Required work: Without including the pictures, copy out every line below.
─── Records for this exercise ───
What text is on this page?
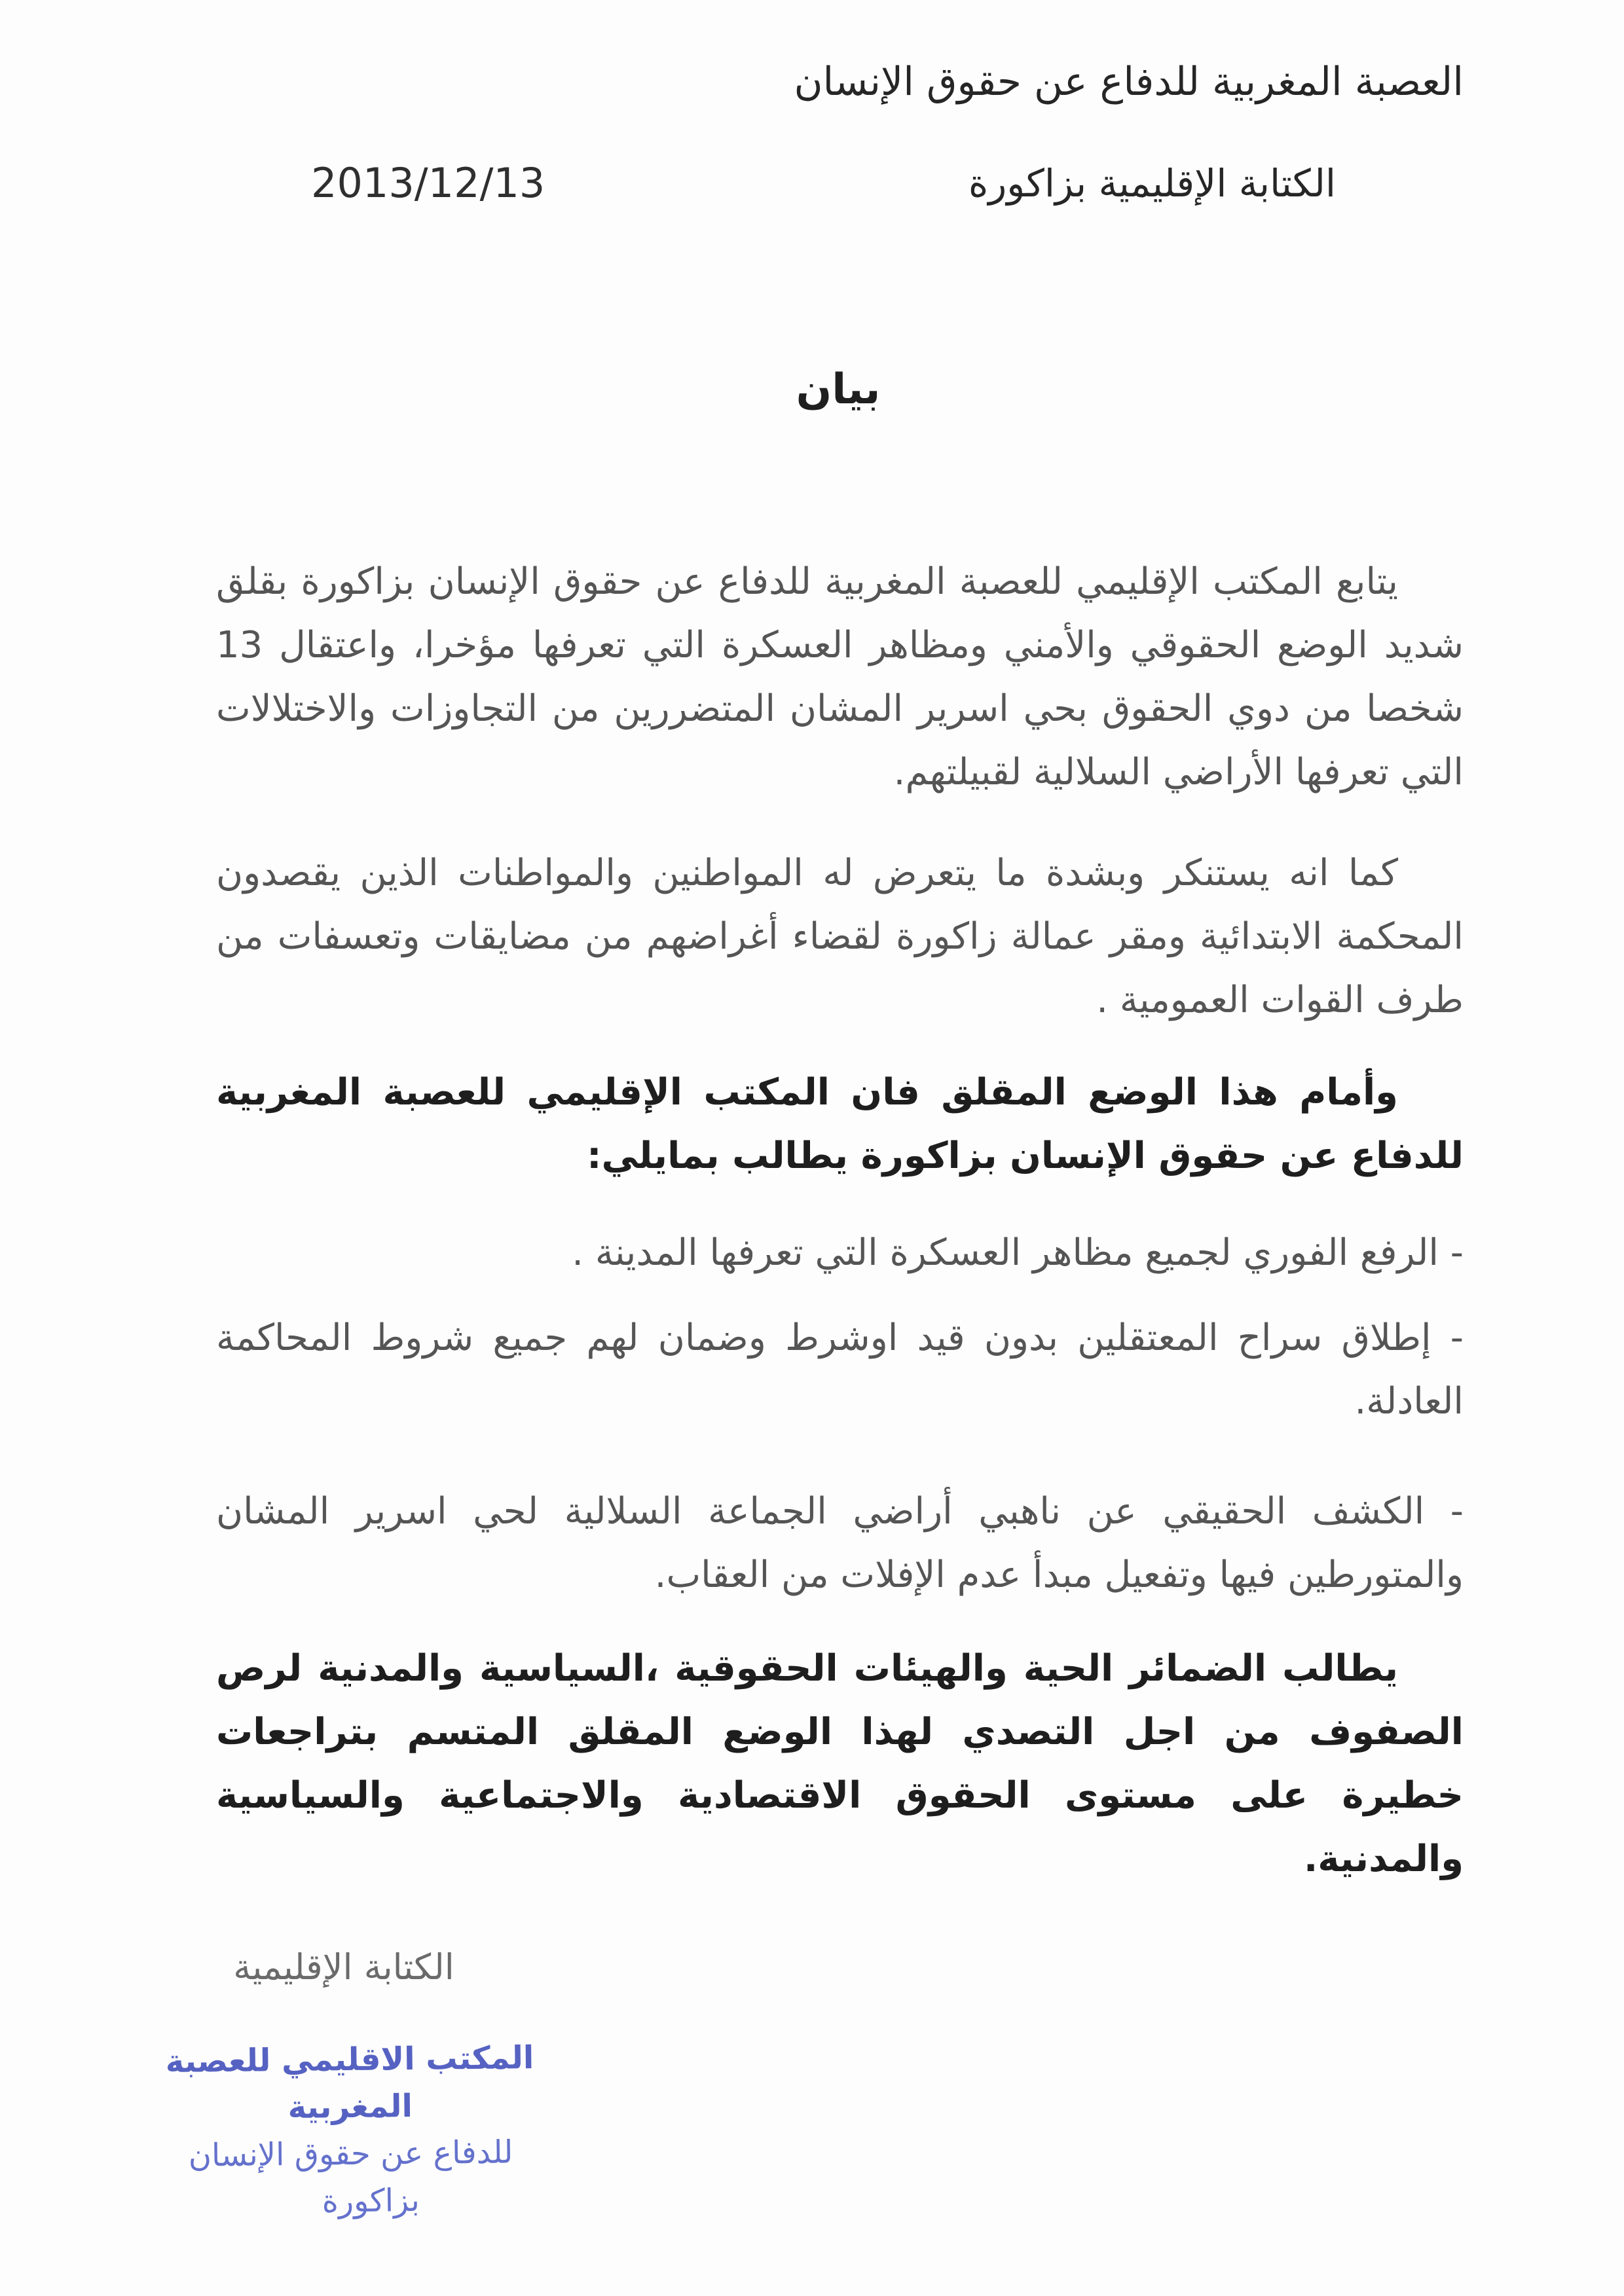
العصبة المغربية للدفاع عن حقوق الإنسان
الكتابة الإقليمية بزاكورة
2013/12/13
بيان
يتابع المكتب الإقليمي للعصبة المغربية للدفاع عن حقوق الإنسان بزاكورة بقلق شديد الوضع الحقوقي والأمني ومظاهر العسكرة التي تعرفها مؤخرا، واعتقال 13 شخصا من دوي الحقوق بحي اسرير المشان المتضررين من التجاوزات والاختلالات التي تعرفها الأراضي السلالية لقبيلتهم.
كما انه يستنكر وبشدة ما يتعرض له المواطنين والمواطنات الذين يقصدون المحكمة الابتدائية ومقر عمالة زاكورة لقضاء أغراضهم من مضايقات وتعسفات من طرف القوات العمومية .
وأمام هذا الوضع المقلق فان المكتب الإقليمي للعصبة المغربية للدفاع عن حقوق الإنسان بزاكورة يطالب بمايلي:
- الرفع الفوري لجميع مظاهر العسكرة التي تعرفها المدينة .
- إطلاق سراح المعتقلين بدون قيد اوشرط وضمان لهم جميع شروط المحاكمة العادلة.
- الكشف الحقيقي عن ناهبي أراضي الجماعة السلالية لحي اسرير المشان والمتورطين فيها وتفعيل مبدأ عدم الإفلات من العقاب.
يطالب الضمائر الحية والهيئات الحقوقية ،السياسية والمدنية لرص الصفوف من اجل التصدي لهذا الوضع المقلق المتسم بتراجعات خطيرة على مستوى الحقوق الاقتصادية والاجتماعية والسياسية والمدنية.
الكتابة الإقليمية
المكتب الاقليمي للعصبة المغربية
للدفاع عن حقوق الإنسان
بزاكورة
───
Correct response:
What text is on this page?
العصبة المغربية للدفاع عن حقوق الإنسان
الكتابة الإقليمية بزاكورة
2013/12/13
بيان
يتابع المكتب الإقليمي للعصبة المغربية للدفاع عن حقوق الإنسان بزاكورة بقلق شديد الوضع الحقوقي والأمني ومظاهر العسكرة التي تعرفها مؤخرا، واعتقال 13 شخصا من دوي الحقوق بحي اسرير المشان المتضررين من التجاوزات والاختلالات التي تعرفها الأراضي السلالية لقبيلتهم.
كما انه يستنكر وبشدة ما يتعرض له المواطنين والمواطنات الذين يقصدون المحكمة الابتدائية ومقر عمالة زاكورة لقضاء أغراضهم من مضايقات وتعسفات من طرف القوات العمومية .
وأمام هذا الوضع المقلق فان المكتب الإقليمي للعصبة المغربية للدفاع عن حقوق الإنسان بزاكورة يطالب بمايلي:
- الرفع الفوري لجميع مظاهر العسكرة التي تعرفها المدينة .
- إطلاق سراح المعتقلين بدون قيد اوشرط وضمان لهم جميع شروط المحاكمة العادلة.
- الكشف الحقيقي عن ناهبي أراضي الجماعة السلالية لحي اسرير المشان والمتورطين فيها وتفعيل مبدأ عدم الإفلات من العقاب.
يطالب الضمائر الحية والهيئات الحقوقية ،السياسية والمدنية لرص الصفوف من اجل التصدي لهذا الوضع المقلق المتسم بتراجعات خطيرة على مستوى الحقوق الاقتصادية والاجتماعية والسياسية والمدنية.
الكتابة الإقليمية
المكتب الاقليمي للعصبة المغربية
للدفاع عن حقوق الإنسان
بزاكورة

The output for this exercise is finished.